The higher rates of deaths within institutional care settings is especially concerning given the push towards this and away from care in your own home. Your book highlights the CCGs that set cost restrictions on care packages and pressure anyone who’s care exceeds this to move into residential care. I have had this threatened in relation to my own care and the idea of not living in my own home and not having the independence that that gives me is terrifying, and now I also have to consider that if I end up in residential care, I have a high chance of dying prematurely.
And then there is the word ‘vulnerable’, if I may read from your book:
“The word ‘vulnerable’ is not consistent with the social model in that it suggests that the disabled person is inherently and inevitably inferior. It is a use of language that locates the essential problem within the person with the impairment, and, in doing so, removes attention from the role played by the socio-economic structures of the system we live under in putting disabled people in situations of risk.”
Ellen Clifford
The word vulnerable has been used over and over again during the pandemic and it brings with it connotations of pity and helplessness and makes it seem like it’s our fault if we die, rather than the societal inequalities around us. As Baroness Campbell said, “We are not vulnerable people. We are in vulnerable situations.”

Given records

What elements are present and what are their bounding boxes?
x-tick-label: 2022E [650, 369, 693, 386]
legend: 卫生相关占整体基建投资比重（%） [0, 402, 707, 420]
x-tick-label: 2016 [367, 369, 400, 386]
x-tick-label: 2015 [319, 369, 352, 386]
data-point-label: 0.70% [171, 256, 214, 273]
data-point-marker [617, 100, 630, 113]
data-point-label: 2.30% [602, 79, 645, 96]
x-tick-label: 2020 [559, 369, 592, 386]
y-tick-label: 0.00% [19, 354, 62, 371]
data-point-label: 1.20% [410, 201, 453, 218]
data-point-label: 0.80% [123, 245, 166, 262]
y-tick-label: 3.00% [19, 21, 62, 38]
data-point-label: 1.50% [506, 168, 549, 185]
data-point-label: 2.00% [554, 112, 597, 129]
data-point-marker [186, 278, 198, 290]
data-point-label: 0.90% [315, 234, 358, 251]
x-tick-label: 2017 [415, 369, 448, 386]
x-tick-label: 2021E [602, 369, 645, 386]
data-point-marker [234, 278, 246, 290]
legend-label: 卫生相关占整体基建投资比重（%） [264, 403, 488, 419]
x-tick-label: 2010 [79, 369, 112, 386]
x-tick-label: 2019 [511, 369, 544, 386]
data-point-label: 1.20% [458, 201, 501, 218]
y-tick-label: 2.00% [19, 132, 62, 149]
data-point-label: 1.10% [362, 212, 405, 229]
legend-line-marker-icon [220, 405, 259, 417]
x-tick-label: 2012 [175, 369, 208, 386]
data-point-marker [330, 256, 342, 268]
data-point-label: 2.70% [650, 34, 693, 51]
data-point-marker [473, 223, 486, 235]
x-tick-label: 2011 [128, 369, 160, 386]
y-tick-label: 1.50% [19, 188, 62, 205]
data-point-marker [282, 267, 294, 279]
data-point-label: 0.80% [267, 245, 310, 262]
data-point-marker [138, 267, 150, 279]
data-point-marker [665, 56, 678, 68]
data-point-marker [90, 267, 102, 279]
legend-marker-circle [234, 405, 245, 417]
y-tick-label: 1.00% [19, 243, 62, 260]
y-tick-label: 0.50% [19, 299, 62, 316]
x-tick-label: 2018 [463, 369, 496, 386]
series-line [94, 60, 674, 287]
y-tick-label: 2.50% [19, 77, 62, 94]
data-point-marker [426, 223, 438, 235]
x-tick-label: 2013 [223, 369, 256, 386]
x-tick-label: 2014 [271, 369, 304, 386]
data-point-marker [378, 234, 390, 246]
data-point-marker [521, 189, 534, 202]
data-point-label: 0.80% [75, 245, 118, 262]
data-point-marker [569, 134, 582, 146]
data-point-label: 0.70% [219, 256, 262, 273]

Exercise brief
Carry on the passage about disabled people in care and the word "vulnerable" from its last sentence. Nothing in the material is needed here.

Answer space
The issues you cover in your book affect the whole of society. They directly affect families of disabled people, our carers and so on, but the rest of society needs to watch out. What happens to us is likely just going to be the tip of the iceberg.
What happens when the government needs to make further cuts? It’s likely that non disability benefits will be hit even more brutally than already, and so people in lower paying jobs will be attacked next. Anyone who is receiving any form of support is ultimately at risk as they are not serving the interests of profits, and thus are not serving the interests of this government.
Again, we have seen this with the response to the pandemic. Surely it was obvious that things like eat out to help out were going to result in a rise in cases? As a disabled person who has been shielding since March, this felt like a very blatant statement that the interests of, generally big, businesses were a much higher priority than my safety. Essentially, my death would have been an acceptable loss in the bigger view of profits.
We live in a system that puts profit before people, even in the midst of a global pandemic. If there ever was a time to care about people, this should have been it.
Much of how covid has impacted on disabled people has not been covered by the media, it hasn’t been responded to by the government and just a few weeks ago, we heard the government trying to claim that they have considered the needs of disabled people throughout the pandemic and ‘remain committed to supporting’ us. I’m sure I’m not alone in feeling they haven’t supported us in the last ten years, let alone now.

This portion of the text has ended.